Source data
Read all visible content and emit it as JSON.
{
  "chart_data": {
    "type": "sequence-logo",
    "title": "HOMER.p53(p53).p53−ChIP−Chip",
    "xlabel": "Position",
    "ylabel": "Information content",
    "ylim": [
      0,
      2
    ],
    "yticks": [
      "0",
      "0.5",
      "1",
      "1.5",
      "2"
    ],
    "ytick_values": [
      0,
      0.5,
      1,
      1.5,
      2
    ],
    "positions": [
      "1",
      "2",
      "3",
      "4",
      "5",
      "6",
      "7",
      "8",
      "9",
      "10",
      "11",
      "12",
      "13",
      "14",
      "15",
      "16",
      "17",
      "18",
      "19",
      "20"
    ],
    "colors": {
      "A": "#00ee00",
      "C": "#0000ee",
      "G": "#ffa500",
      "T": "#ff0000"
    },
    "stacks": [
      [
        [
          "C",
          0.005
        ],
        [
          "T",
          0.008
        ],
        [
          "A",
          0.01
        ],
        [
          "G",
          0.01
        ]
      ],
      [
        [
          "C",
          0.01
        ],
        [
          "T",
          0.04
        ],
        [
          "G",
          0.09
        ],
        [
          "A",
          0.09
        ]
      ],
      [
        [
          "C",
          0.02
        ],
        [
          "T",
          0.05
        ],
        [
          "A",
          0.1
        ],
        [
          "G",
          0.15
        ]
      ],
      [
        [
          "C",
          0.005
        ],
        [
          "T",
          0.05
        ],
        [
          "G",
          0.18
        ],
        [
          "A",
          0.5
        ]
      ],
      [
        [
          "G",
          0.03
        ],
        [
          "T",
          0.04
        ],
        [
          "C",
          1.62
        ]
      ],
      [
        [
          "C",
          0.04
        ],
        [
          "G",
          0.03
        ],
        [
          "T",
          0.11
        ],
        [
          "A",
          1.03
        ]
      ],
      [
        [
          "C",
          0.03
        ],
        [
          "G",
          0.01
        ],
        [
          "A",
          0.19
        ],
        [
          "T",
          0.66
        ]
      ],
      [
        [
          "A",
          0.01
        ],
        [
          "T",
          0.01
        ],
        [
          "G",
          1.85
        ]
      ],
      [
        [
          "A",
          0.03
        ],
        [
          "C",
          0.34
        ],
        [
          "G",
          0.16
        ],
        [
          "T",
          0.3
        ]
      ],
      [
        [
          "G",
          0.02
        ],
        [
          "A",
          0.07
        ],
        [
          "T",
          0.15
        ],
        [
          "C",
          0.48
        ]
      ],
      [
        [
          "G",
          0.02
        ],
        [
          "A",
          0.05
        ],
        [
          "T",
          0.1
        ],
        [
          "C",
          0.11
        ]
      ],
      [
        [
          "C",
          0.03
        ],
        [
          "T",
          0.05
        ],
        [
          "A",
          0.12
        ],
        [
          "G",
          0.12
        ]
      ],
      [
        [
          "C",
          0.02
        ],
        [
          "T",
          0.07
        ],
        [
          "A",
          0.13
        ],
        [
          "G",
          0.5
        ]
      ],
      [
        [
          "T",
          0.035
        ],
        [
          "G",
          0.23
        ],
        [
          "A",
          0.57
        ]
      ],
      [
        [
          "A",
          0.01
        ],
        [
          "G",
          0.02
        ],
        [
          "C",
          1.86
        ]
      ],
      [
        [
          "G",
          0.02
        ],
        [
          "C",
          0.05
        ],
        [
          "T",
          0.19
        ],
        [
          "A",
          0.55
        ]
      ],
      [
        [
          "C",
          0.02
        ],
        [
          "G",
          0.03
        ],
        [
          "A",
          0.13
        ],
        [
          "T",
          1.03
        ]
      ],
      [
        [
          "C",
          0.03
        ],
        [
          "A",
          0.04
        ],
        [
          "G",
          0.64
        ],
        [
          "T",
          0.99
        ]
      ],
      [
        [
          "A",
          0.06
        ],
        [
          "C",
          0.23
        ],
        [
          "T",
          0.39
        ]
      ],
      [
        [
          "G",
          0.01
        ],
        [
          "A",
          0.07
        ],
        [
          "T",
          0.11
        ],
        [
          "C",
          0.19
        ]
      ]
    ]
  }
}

- What needs to be done -
Restate the whole listing exactly, leaving out nothing.

- Task output -
Read all visible content and emit it as JSON.
{
  "chart_data": {
    "type": "sequence-logo",
    "title": "HOMER.p53(p53).p53−ChIP−Chip",
    "xlabel": "Position",
    "ylabel": "Information content",
    "ylim": [
      0,
      2
    ],
    "yticks": [
      "0",
      "0.5",
      "1",
      "1.5",
      "2"
    ],
    "ytick_values": [
      0,
      0.5,
      1,
      1.5,
      2
    ],
    "positions": [
      "1",
      "2",
      "3",
      "4",
      "5",
      "6",
      "7",
      "8",
      "9",
      "10",
      "11",
      "12",
      "13",
      "14",
      "15",
      "16",
      "17",
      "18",
      "19",
      "20"
    ],
    "colors": {
      "A": "#00ee00",
      "C": "#0000ee",
      "G": "#ffa500",
      "T": "#ff0000"
    },
    "stacks": [
      [
        [
          "C",
          0.005
        ],
        [
          "T",
          0.008
        ],
        [
          "A",
          0.01
        ],
        [
          "G",
          0.01
        ]
      ],
      [
        [
          "C",
          0.01
        ],
        [
          "T",
          0.04
        ],
        [
          "G",
          0.09
        ],
        [
          "A",
          0.09
        ]
      ],
      [
        [
          "C",
          0.02
        ],
        [
          "T",
          0.05
        ],
        [
          "A",
          0.1
        ],
        [
          "G",
          0.15
        ]
      ],
      [
        [
          "C",
          0.005
        ],
        [
          "T",
          0.05
        ],
        [
          "G",
          0.18
        ],
        [
          "A",
          0.5
        ]
      ],
      [
        [
          "G",
          0.03
        ],
        [
          "T",
          0.04
        ],
        [
          "C",
          1.62
        ]
      ],
      [
        [
          "C",
          0.04
        ],
        [
          "G",
          0.03
        ],
        [
          "T",
          0.11
        ],
        [
          "A",
          1.03
        ]
      ],
      [
        [
          "C",
          0.03
        ],
        [
          "G",
          0.01
        ],
        [
          "A",
          0.19
        ],
        [
          "T",
          0.66
        ]
      ],
      [
        [
          "A",
          0.01
        ],
        [
          "T",
          0.01
        ],
        [
          "G",
          1.85
        ]
      ],
      [
        [
          "A",
          0.03
        ],
        [
          "C",
          0.34
        ],
        [
          "G",
          0.16
        ],
        [
          "T",
          0.3
        ]
      ],
      [
        [
          "G",
          0.02
        ],
        [
          "A",
          0.07
        ],
        [
          "T",
          0.15
        ],
        [
          "C",
          0.48
        ]
      ],
      [
        [
          "G",
          0.02
        ],
        [
          "A",
          0.05
        ],
        [
          "T",
          0.1
        ],
        [
          "C",
          0.11
        ]
      ],
      [
        [
          "C",
          0.03
        ],
        [
          "T",
          0.05
        ],
        [
          "A",
          0.12
        ],
        [
          "G",
          0.12
        ]
      ],
      [
        [
          "C",
          0.02
        ],
        [
          "T",
          0.07
        ],
        [
          "A",
          0.13
        ],
        [
          "G",
          0.5
        ]
      ],
      [
        [
          "T",
          0.035
        ],
        [
          "G",
          0.23
        ],
        [
          "A",
          0.57
        ]
      ],
      [
        [
          "A",
          0.01
        ],
        [
          "G",
          0.02
        ],
        [
          "C",
          1.86
        ]
      ],
      [
        [
          "G",
          0.02
        ],
        [
          "C",
          0.05
        ],
        [
          "T",
          0.19
        ],
        [
          "A",
          0.55
        ]
      ],
      [
        [
          "C",
          0.02
        ],
        [
          "G",
          0.03
        ],
        [
          "A",
          0.13
        ],
        [
          "T",
          1.03
        ]
      ],
      [
        [
          "C",
          0.03
        ],
        [
          "A",
          0.04
        ],
        [
          "G",
          0.64
        ],
        [
          "T",
          0.99
        ]
      ],
      [
        [
          "A",
          0.06
        ],
        [
          "C",
          0.23
        ],
        [
          "T",
          0.39
        ]
      ],
      [
        [
          "G",
          0.01
        ],
        [
          "A",
          0.07
        ],
        [
          "T",
          0.11
        ],
        [
          "C",
          0.19
        ]
      ]
    ]
  }
}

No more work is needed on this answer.